Copy each line that contains the string "永远讲不完的故事".

═══ The input

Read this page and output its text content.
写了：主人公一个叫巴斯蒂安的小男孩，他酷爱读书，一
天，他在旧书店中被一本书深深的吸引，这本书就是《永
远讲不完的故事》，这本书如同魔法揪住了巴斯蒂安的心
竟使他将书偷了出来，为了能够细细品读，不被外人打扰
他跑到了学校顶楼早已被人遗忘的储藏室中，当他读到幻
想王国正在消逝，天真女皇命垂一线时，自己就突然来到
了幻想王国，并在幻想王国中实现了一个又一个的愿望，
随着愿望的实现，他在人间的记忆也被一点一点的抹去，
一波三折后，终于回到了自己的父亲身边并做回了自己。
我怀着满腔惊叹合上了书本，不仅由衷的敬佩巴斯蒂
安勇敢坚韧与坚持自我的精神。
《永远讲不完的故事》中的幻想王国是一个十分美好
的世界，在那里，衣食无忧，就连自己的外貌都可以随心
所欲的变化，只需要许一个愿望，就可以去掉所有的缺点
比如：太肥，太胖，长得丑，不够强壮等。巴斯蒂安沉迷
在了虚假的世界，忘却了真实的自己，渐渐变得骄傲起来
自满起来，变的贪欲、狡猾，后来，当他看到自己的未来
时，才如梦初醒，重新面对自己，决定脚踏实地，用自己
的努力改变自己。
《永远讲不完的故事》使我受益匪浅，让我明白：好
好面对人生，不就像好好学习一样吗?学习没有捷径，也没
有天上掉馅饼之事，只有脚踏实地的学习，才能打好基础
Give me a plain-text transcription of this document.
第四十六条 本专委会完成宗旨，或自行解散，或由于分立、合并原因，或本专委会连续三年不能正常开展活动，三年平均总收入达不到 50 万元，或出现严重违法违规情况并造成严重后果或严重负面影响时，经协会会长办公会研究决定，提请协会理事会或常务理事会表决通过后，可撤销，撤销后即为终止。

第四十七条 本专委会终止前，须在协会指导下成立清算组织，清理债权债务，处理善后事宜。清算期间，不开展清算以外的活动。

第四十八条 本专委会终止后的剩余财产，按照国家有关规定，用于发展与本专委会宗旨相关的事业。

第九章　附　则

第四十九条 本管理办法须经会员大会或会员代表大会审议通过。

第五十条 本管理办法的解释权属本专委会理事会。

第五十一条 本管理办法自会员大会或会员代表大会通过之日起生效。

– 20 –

══════

Answer for this exercise:
《永远讲不完的故事》中的幻想王国是一个十分美好
《永远讲不完的故事》使我受益匪浅，让我明白：好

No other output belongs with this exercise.